(Figure collection entries)

★ ★ ★ ★ ★

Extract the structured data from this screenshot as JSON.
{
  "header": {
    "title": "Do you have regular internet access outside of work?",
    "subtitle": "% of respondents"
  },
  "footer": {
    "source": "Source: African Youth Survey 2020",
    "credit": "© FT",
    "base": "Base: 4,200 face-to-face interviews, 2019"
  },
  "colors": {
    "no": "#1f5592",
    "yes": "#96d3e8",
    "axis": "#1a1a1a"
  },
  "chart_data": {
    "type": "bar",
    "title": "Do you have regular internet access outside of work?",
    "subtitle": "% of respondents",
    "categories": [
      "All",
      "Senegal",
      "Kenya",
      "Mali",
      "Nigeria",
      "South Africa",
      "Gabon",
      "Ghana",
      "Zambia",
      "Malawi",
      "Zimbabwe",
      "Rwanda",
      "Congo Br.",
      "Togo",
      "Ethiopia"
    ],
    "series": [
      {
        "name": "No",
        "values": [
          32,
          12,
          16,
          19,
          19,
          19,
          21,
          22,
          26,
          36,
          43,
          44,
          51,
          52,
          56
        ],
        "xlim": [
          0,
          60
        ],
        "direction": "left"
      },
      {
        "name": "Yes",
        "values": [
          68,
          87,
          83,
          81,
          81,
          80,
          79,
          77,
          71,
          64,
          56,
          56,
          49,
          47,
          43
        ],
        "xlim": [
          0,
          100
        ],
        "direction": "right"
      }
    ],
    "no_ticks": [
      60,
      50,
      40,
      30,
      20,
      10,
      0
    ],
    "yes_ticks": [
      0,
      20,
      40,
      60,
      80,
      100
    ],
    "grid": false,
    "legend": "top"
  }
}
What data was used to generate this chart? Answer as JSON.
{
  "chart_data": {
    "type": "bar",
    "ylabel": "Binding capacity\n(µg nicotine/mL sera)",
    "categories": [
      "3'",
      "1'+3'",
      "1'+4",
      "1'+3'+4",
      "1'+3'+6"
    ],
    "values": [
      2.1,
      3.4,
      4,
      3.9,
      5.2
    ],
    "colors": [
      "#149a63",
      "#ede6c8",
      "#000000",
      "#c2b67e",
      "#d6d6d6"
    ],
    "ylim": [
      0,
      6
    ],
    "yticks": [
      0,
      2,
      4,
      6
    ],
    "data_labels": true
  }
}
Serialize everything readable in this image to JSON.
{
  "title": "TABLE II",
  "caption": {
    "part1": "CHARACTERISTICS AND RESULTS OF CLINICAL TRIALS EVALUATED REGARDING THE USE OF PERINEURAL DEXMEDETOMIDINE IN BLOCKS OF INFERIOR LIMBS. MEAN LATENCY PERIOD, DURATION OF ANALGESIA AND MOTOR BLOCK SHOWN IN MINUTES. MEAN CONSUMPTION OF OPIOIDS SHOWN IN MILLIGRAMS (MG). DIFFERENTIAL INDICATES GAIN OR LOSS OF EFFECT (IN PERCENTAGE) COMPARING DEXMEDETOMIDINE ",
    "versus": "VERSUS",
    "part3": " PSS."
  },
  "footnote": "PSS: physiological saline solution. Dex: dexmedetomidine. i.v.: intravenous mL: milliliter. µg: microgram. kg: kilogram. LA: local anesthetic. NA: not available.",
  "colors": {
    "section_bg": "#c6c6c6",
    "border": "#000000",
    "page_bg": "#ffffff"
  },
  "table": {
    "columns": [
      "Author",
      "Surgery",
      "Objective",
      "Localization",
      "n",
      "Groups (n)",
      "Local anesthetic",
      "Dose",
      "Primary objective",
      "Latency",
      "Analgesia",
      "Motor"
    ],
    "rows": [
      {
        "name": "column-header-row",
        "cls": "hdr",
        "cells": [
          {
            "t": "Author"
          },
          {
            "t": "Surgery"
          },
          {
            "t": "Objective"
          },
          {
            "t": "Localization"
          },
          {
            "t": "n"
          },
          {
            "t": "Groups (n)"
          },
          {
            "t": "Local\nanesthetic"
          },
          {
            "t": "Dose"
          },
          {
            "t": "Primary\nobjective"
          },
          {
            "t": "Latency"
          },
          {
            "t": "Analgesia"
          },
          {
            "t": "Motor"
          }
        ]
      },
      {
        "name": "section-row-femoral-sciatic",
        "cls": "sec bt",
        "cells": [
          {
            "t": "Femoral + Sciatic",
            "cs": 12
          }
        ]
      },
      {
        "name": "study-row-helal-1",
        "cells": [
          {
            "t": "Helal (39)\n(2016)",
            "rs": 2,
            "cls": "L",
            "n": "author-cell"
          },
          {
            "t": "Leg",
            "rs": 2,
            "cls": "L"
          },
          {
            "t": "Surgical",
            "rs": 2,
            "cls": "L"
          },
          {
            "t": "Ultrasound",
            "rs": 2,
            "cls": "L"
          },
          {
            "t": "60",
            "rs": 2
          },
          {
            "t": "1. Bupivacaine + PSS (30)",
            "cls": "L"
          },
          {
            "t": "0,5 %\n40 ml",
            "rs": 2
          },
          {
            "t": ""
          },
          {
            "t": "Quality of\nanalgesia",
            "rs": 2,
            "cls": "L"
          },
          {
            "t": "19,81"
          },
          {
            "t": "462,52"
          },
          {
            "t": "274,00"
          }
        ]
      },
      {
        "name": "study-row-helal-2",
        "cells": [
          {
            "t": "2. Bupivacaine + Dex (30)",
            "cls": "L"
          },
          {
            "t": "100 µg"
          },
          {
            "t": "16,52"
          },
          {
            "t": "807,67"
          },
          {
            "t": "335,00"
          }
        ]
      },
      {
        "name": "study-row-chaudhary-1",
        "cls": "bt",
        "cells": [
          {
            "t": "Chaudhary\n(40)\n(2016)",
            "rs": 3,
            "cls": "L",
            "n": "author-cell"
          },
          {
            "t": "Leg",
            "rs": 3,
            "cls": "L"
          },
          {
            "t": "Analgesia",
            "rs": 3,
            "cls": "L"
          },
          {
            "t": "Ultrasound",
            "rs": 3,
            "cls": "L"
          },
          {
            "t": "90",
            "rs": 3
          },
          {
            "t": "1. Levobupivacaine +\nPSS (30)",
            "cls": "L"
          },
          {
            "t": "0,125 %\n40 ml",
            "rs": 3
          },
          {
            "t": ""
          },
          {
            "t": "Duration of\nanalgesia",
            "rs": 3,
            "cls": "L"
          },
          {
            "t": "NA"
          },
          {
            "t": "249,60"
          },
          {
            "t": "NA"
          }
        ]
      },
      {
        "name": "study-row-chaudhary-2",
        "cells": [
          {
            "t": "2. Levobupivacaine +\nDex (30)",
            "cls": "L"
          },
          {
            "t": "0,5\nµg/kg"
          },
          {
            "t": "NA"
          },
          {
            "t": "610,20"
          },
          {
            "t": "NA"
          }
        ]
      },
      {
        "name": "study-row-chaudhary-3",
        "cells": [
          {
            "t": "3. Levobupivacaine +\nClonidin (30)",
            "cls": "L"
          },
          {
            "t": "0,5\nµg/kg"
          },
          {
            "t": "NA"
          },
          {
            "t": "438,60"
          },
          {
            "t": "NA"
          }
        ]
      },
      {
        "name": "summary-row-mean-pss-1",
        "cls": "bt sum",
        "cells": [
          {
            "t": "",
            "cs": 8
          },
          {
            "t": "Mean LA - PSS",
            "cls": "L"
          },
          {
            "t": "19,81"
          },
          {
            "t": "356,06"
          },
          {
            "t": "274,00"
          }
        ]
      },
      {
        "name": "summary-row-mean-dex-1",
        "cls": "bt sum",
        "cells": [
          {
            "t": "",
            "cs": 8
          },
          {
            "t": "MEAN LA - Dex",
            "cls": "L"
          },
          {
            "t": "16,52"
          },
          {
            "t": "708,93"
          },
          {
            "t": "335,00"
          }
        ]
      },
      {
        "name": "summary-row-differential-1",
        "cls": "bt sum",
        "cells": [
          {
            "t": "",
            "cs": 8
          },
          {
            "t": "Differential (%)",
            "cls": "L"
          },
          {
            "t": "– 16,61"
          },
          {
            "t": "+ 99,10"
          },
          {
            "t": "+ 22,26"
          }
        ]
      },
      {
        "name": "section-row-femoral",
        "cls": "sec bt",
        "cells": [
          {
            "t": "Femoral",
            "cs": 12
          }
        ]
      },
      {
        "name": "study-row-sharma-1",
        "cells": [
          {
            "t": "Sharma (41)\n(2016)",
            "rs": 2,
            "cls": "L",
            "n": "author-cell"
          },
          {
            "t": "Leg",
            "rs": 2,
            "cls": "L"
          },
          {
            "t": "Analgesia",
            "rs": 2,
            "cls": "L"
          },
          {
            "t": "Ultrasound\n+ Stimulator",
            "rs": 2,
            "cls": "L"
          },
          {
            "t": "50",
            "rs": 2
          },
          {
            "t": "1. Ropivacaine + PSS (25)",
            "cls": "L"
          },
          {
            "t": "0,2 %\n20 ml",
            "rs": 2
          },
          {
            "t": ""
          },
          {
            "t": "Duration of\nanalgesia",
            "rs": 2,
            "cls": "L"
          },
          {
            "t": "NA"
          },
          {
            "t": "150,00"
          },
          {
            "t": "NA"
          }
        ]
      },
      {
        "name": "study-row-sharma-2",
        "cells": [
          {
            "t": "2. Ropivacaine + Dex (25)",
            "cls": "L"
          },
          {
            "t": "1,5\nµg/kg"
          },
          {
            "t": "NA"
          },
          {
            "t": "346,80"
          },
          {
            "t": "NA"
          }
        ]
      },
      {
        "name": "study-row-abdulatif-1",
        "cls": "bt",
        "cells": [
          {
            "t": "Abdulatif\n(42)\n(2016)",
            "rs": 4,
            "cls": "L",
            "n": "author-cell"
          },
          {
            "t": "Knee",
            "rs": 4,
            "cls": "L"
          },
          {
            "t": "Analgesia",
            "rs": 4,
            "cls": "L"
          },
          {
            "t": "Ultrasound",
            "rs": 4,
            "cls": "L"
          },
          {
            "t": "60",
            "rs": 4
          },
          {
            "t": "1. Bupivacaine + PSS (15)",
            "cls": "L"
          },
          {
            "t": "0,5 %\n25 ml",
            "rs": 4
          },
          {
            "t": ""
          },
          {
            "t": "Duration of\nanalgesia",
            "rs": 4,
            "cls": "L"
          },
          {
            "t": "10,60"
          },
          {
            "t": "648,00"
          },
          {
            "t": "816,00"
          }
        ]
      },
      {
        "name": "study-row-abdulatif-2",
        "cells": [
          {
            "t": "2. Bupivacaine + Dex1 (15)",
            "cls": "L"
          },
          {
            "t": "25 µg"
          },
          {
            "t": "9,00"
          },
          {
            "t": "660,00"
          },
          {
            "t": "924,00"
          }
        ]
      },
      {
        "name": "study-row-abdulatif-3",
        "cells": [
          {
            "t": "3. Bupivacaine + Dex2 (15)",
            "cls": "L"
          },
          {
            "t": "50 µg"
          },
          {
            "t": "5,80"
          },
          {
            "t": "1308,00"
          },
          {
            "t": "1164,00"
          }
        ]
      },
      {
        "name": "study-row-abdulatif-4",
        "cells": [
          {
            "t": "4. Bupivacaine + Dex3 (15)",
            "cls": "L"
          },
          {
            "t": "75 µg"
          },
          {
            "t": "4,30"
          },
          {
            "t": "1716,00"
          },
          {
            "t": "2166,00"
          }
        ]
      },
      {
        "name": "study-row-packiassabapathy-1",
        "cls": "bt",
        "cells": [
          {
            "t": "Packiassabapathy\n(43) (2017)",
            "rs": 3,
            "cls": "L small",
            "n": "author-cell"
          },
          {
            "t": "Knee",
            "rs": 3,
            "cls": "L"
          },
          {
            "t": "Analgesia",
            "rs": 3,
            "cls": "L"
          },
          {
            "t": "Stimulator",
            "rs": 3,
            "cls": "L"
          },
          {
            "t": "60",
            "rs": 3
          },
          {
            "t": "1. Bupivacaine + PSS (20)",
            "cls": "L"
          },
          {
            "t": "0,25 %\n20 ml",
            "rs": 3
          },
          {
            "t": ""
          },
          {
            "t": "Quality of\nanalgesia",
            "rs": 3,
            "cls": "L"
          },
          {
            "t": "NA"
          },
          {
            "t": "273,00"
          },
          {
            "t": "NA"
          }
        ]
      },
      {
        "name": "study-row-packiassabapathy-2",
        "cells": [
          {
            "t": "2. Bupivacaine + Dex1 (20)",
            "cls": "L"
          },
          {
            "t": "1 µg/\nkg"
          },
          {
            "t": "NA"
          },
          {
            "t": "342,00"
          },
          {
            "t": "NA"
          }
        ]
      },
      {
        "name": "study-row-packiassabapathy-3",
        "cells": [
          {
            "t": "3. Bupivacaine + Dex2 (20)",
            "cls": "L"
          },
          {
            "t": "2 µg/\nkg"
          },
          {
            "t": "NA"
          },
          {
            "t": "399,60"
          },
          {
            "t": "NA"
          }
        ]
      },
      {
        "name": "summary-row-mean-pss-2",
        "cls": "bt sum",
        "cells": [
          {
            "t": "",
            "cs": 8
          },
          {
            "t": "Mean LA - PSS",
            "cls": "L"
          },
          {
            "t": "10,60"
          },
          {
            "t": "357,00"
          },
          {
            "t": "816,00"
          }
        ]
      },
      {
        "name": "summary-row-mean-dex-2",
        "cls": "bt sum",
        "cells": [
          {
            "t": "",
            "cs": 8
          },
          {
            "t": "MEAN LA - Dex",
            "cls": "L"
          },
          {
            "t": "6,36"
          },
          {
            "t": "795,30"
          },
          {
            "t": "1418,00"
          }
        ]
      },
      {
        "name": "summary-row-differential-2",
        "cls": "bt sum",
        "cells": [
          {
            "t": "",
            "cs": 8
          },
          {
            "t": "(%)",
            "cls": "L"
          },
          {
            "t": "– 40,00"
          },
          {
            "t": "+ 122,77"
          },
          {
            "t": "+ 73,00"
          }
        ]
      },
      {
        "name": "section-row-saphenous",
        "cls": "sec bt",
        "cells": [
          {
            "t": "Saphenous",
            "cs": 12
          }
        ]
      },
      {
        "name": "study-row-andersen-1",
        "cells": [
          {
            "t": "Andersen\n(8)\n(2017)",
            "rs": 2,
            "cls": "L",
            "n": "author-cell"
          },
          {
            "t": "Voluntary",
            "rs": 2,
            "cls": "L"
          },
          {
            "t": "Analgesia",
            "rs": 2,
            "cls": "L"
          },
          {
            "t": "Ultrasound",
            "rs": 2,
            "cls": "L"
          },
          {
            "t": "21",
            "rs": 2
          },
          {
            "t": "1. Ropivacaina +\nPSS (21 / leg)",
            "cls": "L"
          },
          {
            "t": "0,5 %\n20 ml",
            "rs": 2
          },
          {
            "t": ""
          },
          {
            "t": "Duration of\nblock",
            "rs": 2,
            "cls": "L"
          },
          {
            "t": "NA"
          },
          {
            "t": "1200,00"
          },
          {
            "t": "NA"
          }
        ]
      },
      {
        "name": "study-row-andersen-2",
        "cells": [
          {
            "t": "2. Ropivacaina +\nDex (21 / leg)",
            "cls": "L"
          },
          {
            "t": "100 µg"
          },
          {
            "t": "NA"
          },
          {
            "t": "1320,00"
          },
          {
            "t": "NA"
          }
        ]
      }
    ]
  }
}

★ ★ ★ ★ ★

* WORK INSTRUCTIONS
Where a line contains "Ropivacaina", copy that line.

* RESULT FOR THIS EXERCISE
            "t": "1. Ropivacaina +\nPSS (21 / leg)",
            "t": "2. Ropivacaina +\nDex (21 / leg)",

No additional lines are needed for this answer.